(Excerpts from a figure dataset)
= = = =

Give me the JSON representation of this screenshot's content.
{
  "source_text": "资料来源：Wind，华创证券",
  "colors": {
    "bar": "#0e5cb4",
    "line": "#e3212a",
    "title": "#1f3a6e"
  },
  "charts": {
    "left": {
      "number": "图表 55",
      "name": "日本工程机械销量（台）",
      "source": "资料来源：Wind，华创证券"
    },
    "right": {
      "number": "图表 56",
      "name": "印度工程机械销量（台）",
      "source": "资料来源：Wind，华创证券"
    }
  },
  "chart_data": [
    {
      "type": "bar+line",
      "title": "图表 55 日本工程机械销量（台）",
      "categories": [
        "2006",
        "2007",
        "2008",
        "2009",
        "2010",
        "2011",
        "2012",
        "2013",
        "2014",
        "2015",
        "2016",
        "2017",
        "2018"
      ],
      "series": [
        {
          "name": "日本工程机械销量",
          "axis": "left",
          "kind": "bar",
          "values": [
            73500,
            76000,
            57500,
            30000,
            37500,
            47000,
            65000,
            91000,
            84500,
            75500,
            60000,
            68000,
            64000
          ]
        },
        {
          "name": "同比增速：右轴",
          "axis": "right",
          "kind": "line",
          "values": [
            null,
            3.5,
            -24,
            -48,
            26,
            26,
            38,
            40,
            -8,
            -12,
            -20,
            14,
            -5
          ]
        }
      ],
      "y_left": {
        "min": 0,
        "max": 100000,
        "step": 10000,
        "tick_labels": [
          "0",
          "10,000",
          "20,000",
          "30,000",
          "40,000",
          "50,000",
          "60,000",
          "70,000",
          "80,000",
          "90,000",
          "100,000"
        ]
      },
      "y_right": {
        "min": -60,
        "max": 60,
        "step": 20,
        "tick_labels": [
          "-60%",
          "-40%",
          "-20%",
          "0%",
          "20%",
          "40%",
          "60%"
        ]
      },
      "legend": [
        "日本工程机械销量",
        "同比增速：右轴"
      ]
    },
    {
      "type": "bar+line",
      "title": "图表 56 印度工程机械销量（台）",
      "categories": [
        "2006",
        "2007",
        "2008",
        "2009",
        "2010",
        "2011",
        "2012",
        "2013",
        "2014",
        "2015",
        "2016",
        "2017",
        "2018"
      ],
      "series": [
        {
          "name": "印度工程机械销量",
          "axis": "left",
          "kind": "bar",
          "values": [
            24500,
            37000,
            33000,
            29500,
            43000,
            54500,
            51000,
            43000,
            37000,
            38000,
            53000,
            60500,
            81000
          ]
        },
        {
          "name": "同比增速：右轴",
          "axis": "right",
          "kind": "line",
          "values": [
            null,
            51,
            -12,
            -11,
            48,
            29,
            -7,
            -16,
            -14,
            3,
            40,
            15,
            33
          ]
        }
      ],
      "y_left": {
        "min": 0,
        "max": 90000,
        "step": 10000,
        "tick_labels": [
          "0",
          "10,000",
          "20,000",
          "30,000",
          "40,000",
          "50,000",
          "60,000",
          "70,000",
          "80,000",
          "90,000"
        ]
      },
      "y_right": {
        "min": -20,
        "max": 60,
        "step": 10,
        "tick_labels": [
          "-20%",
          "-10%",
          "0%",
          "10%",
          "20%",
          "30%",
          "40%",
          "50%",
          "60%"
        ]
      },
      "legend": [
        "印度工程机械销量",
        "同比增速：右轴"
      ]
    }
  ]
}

= = = =

• _Exercise brief_
Exactly as written, please output every entry.

• _Task output_
Give me the JSON representation of this screenshot's content.
{
  "source_text": "资料来源：Wind，华创证券",
  "colors": {
    "bar": "#0e5cb4",
    "line": "#e3212a",
    "title": "#1f3a6e"
  },
  "charts": {
    "left": {
      "number": "图表 55",
      "name": "日本工程机械销量（台）",
      "source": "资料来源：Wind，华创证券"
    },
    "right": {
      "number": "图表 56",
      "name": "印度工程机械销量（台）",
      "source": "资料来源：Wind，华创证券"
    }
  },
  "chart_data": [
    {
      "type": "bar+line",
      "title": "图表 55 日本工程机械销量（台）",
      "categories": [
        "2006",
        "2007",
        "2008",
        "2009",
        "2010",
        "2011",
        "2012",
        "2013",
        "2014",
        "2015",
        "2016",
        "2017",
        "2018"
      ],
      "series": [
        {
          "name": "日本工程机械销量",
          "axis": "left",
          "kind": "bar",
          "values": [
            73500,
            76000,
            57500,
            30000,
            37500,
            47000,
            65000,
            91000,
            84500,
            75500,
            60000,
            68000,
            64000
          ]
        },
        {
          "name": "同比增速：右轴",
          "axis": "right",
          "kind": "line",
          "values": [
            null,
            3.5,
            -24,
            -48,
            26,
            26,
            38,
            40,
            -8,
            -12,
            -20,
            14,
            -5
          ]
        }
      ],
      "y_left": {
        "min": 0,
        "max": 100000,
        "step": 10000,
        "tick_labels": [
          "0",
          "10,000",
          "20,000",
          "30,000",
          "40,000",
          "50,000",
          "60,000",
          "70,000",
          "80,000",
          "90,000",
          "100,000"
        ]
      },
      "y_right": {
        "min": -60,
        "max": 60,
        "step": 20,
        "tick_labels": [
          "-60%",
          "-40%",
          "-20%",
          "0%",
          "20%",
          "40%",
          "60%"
        ]
      },
      "legend": [
        "日本工程机械销量",
        "同比增速：右轴"
      ]
    },
    {
      "type": "bar+line",
      "title": "图表 56 印度工程机械销量（台）",
      "categories": [
        "2006",
        "2007",
        "2008",
        "2009",
        "2010",
        "2011",
        "2012",
        "2013",
        "2014",
        "2015",
        "2016",
        "2017",
        "2018"
      ],
      "series": [
        {
          "name": "印度工程机械销量",
          "axis": "left",
          "kind": "bar",
          "values": [
            24500,
            37000,
            33000,
            29500,
            43000,
            54500,
            51000,
            43000,
            37000,
            38000,
            53000,
            60500,
            81000
          ]
        },
        {
          "name": "同比增速：右轴",
          "axis": "right",
          "kind": "line",
          "values": [
            null,
            51,
            -12,
            -11,
            48,
            29,
            -7,
            -16,
            -14,
            3,
            40,
            15,
            33
          ]
        }
      ],
      "y_left": {
        "min": 0,
        "max": 90000,
        "step": 10000,
        "tick_labels": [
          "0",
          "10,000",
          "20,000",
          "30,000",
          "40,000",
          "50,000",
          "60,000",
          "70,000",
          "80,000",
          "90,000"
        ]
      },
      "y_right": {
        "min": -20,
        "max": 60,
        "step": 10,
        "tick_labels": [
          "-20%",
          "-10%",
          "0%",
          "10%",
          "20%",
          "30%",
          "40%",
          "50%",
          "60%"
        ]
      },
      "legend": [
        "印度工程机械销量",
        "同比增速：右轴"
      ]
    }
  ]
}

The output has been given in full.